Each entry below is to be transcribed exactly.

* BEGIN GIVEN ENTRIES *

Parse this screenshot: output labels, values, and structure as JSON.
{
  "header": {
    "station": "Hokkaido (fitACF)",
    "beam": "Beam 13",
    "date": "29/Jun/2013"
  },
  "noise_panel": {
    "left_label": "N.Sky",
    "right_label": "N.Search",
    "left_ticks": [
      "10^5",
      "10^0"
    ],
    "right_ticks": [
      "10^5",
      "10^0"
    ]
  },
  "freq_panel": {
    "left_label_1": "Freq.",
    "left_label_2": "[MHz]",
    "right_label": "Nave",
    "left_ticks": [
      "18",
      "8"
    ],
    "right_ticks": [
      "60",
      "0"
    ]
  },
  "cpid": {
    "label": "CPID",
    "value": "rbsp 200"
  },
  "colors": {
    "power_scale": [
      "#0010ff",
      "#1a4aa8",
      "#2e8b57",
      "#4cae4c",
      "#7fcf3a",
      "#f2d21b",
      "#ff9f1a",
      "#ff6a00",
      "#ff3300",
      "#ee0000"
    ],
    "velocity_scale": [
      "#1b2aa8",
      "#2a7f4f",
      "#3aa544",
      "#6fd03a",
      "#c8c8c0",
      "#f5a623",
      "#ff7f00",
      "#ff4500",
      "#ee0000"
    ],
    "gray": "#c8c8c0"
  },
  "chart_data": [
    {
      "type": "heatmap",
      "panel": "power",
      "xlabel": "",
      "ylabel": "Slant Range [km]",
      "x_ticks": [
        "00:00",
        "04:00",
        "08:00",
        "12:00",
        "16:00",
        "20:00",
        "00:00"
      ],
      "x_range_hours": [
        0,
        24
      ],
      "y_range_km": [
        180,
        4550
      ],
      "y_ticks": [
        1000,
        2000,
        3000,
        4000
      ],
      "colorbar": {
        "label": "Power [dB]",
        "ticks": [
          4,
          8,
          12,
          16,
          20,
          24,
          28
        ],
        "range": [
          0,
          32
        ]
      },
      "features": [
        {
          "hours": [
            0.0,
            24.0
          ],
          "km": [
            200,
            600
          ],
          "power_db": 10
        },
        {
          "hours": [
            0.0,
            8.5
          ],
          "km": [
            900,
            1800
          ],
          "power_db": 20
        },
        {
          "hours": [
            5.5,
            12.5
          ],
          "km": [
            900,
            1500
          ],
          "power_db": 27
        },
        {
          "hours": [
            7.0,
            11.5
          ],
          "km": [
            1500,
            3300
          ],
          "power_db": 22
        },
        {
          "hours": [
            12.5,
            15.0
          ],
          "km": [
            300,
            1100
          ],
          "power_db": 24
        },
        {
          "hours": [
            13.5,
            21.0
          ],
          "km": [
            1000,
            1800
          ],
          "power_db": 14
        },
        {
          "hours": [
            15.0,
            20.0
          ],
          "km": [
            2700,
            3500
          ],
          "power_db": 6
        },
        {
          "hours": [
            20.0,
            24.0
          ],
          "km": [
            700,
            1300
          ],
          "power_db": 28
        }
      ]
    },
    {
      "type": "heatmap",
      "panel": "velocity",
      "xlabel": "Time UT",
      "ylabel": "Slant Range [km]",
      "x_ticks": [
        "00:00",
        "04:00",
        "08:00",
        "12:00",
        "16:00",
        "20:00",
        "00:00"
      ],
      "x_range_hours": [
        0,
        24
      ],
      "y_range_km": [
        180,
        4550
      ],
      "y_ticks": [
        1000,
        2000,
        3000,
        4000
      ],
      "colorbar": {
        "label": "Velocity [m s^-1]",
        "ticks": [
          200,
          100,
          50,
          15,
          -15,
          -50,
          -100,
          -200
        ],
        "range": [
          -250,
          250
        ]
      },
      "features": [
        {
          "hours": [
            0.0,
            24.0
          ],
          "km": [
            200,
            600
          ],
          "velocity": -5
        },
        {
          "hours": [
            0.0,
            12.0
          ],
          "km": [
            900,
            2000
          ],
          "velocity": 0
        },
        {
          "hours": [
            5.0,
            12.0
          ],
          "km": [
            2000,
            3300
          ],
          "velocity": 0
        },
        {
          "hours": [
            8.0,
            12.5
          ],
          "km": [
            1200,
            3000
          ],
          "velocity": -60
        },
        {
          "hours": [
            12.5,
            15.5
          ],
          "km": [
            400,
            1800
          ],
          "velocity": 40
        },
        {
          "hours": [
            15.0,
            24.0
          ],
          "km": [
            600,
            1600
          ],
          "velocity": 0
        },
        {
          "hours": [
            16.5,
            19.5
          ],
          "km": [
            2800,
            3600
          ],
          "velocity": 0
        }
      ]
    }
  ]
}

* END GIVEN ENTRIES *

SOLUTION:
Parse this screenshot: output labels, values, and structure as JSON.
{
  "header": {
    "station": "Hokkaido (fitACF)",
    "beam": "Beam 13",
    "date": "29/Jun/2013"
  },
  "noise_panel": {
    "left_label": "N.Sky",
    "right_label": "N.Search",
    "left_ticks": [
      "10^5",
      "10^0"
    ],
    "right_ticks": [
      "10^5",
      "10^0"
    ]
  },
  "freq_panel": {
    "left_label_1": "Freq.",
    "left_label_2": "[MHz]",
    "right_label": "Nave",
    "left_ticks": [
      "18",
      "8"
    ],
    "right_ticks": [
      "60",
      "0"
    ]
  },
  "cpid": {
    "label": "CPID",
    "value": "rbsp 200"
  },
  "colors": {
    "power_scale": [
      "#0010ff",
      "#1a4aa8",
      "#2e8b57",
      "#4cae4c",
      "#7fcf3a",
      "#f2d21b",
      "#ff9f1a",
      "#ff6a00",
      "#ff3300",
      "#ee0000"
    ],
    "velocity_scale": [
      "#1b2aa8",
      "#2a7f4f",
      "#3aa544",
      "#6fd03a",
      "#c8c8c0",
      "#f5a623",
      "#ff7f00",
      "#ff4500",
      "#ee0000"
    ],
    "gray": "#c8c8c0"
  },
  "chart_data": [
    {
      "type": "heatmap",
      "panel": "power",
      "xlabel": "",
      "ylabel": "Slant Range [km]",
      "x_ticks": [
        "00:00",
        "04:00",
        "08:00",
        "12:00",
        "16:00",
        "20:00",
        "00:00"
      ],
      "x_range_hours": [
        0,
        24
      ],
      "y_range_km": [
        180,
        4550
      ],
      "y_ticks": [
        1000,
        2000,
        3000,
        4000
      ],
      "colorbar": {
        "label": "Power [dB]",
        "ticks": [
          4,
          8,
          12,
          16,
          20,
          24,
          28
        ],
        "range": [
          0,
          32
        ]
      },
      "features": [
        {
          "hours": [
            0.0,
            24.0
          ],
          "km": [
            200,
            600
          ],
          "power_db": 10
        },
        {
          "hours": [
            0.0,
            8.5
          ],
          "km": [
            900,
            1800
          ],
          "power_db": 20
        },
        {
          "hours": [
            5.5,
            12.5
          ],
          "km": [
            900,
            1500
          ],
          "power_db": 27
        },
        {
          "hours": [
            7.0,
            11.5
          ],
          "km": [
            1500,
            3300
          ],
          "power_db": 22
        },
        {
          "hours": [
            12.5,
            15.0
          ],
          "km": [
            300,
            1100
          ],
          "power_db": 24
        },
        {
          "hours": [
            13.5,
            21.0
          ],
          "km": [
            1000,
            1800
          ],
          "power_db": 14
        },
        {
          "hours": [
            15.0,
            20.0
          ],
          "km": [
            2700,
            3500
          ],
          "power_db": 6
        },
        {
          "hours": [
            20.0,
            24.0
          ],
          "km": [
            700,
            1300
          ],
          "power_db": 28
        }
      ]
    },
    {
      "type": "heatmap",
      "panel": "velocity",
      "xlabel": "Time UT",
      "ylabel": "Slant Range [km]",
      "x_ticks": [
        "00:00",
        "04:00",
        "08:00",
        "12:00",
        "16:00",
        "20:00",
        "00:00"
      ],
      "x_range_hours": [
        0,
        24
      ],
      "y_range_km": [
        180,
        4550
      ],
      "y_ticks": [
        1000,
        2000,
        3000,
        4000
      ],
      "colorbar": {
        "label": "Velocity [m s^-1]",
        "ticks": [
          200,
          100,
          50,
          15,
          -15,
          -50,
          -100,
          -200
        ],
        "range": [
          -250,
          250
        ]
      },
      "features": [
        {
          "hours": [
            0.0,
            24.0
          ],
          "km": [
            200,
            600
          ],
          "velocity": -5
        },
        {
          "hours": [
            0.0,
            12.0
          ],
          "km": [
            900,
            2000
          ],
          "velocity": 0
        },
        {
          "hours": [
            5.0,
            12.0
          ],
          "km": [
            2000,
            3300
          ],
          "velocity": 0
        },
        {
          "hours": [
            8.0,
            12.5
          ],
          "km": [
            1200,
            3000
          ],
          "velocity": -60
        },
        {
          "hours": [
            12.5,
            15.5
          ],
          "km": [
            400,
            1800
          ],
          "velocity": 40
        },
        {
          "hours": [
            15.0,
            24.0
          ],
          "km": [
            600,
            1600
          ],
          "velocity": 0
        },
        {
          "hours": [
            16.5,
            19.5
          ],
          "km": [
            2800,
            3600
          ],
          "velocity": 0
        }
      ]
    }
  ]
}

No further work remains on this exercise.